_Stored data_
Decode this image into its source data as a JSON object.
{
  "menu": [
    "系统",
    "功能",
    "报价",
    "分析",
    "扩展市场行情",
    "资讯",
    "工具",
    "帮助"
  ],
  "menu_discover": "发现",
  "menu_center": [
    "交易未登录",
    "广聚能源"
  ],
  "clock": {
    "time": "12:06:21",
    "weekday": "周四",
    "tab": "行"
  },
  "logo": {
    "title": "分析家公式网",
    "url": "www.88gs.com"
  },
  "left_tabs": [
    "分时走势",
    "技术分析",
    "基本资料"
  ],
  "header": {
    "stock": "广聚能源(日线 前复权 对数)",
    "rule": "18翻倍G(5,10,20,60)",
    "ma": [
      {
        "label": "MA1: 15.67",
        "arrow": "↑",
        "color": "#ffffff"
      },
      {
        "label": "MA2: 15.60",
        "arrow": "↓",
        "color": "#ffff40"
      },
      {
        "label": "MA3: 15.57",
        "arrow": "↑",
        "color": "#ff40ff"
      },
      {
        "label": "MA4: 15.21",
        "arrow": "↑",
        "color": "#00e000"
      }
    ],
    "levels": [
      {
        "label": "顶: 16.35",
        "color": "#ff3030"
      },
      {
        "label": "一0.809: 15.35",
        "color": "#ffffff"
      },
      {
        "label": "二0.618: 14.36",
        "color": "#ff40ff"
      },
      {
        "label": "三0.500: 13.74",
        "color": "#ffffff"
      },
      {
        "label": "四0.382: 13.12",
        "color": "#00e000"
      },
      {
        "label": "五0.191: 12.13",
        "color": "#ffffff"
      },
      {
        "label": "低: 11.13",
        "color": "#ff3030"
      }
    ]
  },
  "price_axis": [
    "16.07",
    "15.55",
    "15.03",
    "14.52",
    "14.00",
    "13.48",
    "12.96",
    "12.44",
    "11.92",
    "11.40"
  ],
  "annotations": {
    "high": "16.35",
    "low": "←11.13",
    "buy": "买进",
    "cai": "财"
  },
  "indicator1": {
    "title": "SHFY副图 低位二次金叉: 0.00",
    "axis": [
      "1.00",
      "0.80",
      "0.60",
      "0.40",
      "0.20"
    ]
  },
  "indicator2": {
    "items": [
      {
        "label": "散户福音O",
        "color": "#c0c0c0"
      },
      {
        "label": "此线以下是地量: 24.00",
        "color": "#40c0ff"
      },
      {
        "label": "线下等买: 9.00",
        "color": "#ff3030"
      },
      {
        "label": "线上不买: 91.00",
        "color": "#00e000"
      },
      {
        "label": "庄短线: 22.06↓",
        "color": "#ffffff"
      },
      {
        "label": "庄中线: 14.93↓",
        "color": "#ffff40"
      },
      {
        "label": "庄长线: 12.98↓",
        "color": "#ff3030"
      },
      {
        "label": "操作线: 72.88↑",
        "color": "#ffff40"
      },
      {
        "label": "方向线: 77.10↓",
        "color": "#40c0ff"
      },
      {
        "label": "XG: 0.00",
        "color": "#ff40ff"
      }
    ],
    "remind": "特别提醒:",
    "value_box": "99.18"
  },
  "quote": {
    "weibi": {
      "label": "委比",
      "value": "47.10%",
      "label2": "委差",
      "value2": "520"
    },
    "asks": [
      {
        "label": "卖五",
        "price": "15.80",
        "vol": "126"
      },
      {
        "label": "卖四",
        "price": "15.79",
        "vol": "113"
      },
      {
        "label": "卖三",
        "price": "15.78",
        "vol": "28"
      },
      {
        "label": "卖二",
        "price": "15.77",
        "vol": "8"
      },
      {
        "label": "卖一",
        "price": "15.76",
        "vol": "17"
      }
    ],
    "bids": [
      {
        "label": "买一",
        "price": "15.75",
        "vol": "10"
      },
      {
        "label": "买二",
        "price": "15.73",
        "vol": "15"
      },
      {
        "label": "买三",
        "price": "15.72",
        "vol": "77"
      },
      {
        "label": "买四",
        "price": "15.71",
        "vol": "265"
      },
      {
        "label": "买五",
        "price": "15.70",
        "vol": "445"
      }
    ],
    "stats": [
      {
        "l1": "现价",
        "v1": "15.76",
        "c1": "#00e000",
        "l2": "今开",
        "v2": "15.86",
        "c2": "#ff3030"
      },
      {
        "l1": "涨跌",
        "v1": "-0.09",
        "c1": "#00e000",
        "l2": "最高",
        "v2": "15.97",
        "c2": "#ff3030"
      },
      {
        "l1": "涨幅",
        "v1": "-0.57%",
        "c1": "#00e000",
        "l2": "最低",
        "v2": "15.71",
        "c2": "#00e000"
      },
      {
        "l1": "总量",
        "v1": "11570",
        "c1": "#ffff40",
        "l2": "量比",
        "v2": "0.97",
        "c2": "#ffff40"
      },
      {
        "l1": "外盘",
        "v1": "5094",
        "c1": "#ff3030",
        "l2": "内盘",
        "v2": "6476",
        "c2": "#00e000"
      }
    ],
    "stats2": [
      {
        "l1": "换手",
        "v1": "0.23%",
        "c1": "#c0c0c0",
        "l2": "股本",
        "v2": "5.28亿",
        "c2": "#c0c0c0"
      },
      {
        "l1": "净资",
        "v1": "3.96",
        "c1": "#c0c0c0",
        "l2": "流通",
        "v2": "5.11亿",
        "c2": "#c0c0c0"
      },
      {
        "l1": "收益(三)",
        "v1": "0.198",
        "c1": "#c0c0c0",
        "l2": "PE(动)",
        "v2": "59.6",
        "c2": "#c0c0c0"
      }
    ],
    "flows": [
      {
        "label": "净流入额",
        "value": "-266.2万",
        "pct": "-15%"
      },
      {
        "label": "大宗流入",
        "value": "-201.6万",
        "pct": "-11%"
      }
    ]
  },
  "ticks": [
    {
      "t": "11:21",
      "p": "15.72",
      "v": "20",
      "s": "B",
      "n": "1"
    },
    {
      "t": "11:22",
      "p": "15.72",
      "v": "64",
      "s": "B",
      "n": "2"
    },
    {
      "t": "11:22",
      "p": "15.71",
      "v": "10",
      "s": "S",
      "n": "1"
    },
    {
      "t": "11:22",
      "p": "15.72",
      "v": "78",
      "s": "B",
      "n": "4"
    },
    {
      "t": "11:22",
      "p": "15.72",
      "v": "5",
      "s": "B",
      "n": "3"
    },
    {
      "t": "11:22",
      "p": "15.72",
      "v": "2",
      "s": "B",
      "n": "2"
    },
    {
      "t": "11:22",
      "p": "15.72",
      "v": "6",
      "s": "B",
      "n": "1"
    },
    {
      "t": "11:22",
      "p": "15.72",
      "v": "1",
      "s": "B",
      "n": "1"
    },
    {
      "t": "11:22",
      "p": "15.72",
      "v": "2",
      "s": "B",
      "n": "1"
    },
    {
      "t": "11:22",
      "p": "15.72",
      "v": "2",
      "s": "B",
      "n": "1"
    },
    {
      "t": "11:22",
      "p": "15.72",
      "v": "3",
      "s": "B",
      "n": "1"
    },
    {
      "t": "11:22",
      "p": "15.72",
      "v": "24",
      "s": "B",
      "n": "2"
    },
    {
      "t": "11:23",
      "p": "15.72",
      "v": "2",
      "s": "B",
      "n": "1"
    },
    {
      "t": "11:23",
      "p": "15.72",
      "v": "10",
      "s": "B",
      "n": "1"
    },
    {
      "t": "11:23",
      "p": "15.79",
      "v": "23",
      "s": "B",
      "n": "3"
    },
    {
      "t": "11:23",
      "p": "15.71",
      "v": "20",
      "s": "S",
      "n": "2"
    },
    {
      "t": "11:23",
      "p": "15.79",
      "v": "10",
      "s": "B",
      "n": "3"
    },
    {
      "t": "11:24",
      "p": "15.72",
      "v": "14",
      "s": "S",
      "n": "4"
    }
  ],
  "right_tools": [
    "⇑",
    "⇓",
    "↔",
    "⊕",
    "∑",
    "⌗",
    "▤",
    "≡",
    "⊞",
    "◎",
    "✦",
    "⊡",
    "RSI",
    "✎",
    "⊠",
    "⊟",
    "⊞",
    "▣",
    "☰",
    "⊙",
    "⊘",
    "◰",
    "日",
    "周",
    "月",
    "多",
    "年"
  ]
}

_Your goal_
Track down all lines above with the string "title" and copy them.

_Reply to the task_
    "title": "分析家公式网",
    "title": "SHFY副图 低位二次金叉: 0.00",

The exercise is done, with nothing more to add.